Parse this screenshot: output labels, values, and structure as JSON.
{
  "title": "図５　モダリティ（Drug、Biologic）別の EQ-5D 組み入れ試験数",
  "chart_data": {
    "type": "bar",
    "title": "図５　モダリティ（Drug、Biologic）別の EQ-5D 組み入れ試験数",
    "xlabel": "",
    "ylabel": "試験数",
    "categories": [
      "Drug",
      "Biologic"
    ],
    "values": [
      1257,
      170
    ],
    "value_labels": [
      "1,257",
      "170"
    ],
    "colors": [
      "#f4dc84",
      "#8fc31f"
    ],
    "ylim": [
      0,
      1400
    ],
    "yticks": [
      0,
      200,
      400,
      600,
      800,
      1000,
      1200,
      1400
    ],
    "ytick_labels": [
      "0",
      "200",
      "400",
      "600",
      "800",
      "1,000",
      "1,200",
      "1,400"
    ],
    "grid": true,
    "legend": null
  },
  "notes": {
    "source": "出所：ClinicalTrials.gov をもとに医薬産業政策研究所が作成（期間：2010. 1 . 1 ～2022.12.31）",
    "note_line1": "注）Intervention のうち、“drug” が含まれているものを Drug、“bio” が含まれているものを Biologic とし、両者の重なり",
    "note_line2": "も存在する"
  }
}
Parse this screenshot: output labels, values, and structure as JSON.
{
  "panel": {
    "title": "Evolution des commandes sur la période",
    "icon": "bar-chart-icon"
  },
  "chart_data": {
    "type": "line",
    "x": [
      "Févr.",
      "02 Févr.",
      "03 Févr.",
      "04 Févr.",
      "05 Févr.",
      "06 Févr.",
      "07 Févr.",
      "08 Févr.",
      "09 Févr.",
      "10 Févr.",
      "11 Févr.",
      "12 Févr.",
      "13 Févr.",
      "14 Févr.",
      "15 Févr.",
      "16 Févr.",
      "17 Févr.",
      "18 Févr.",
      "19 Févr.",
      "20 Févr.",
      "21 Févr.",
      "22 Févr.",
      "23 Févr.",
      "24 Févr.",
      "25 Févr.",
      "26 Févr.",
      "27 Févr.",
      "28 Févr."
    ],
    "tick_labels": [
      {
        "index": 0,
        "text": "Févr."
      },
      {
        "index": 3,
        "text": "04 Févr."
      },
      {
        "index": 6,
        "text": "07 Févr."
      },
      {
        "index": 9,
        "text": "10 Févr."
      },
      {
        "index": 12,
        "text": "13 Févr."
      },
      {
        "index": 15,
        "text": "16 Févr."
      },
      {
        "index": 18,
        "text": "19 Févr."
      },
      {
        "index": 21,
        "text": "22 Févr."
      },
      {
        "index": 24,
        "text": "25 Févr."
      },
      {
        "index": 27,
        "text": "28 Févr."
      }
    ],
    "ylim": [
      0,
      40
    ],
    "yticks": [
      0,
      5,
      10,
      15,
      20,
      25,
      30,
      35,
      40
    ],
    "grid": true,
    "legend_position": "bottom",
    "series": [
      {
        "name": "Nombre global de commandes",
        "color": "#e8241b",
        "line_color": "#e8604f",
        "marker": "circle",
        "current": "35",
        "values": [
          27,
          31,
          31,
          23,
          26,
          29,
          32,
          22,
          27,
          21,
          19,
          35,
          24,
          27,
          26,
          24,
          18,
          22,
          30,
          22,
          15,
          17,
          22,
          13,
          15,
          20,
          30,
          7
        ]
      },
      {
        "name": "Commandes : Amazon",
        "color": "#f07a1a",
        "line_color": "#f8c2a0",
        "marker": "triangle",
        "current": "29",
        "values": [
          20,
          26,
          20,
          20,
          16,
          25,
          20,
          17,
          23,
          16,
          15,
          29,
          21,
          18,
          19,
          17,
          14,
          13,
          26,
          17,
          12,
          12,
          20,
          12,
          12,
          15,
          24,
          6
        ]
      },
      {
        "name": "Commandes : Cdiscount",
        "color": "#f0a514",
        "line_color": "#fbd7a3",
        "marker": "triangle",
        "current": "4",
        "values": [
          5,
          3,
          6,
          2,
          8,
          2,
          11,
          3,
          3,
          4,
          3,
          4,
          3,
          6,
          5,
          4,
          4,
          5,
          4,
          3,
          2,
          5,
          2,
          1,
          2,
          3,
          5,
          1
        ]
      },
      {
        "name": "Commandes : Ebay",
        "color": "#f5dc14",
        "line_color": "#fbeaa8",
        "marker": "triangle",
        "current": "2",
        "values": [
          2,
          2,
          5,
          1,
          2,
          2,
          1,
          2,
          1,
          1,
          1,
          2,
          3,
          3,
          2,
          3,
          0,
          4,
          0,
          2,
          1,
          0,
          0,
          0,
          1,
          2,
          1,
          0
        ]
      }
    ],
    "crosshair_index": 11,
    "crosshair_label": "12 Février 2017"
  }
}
----------
- WHAT YOU WILL DO:
What is the number of lines above that contain the string "text"? Answer with the number alone.

- WRITTEN ANSWER:
10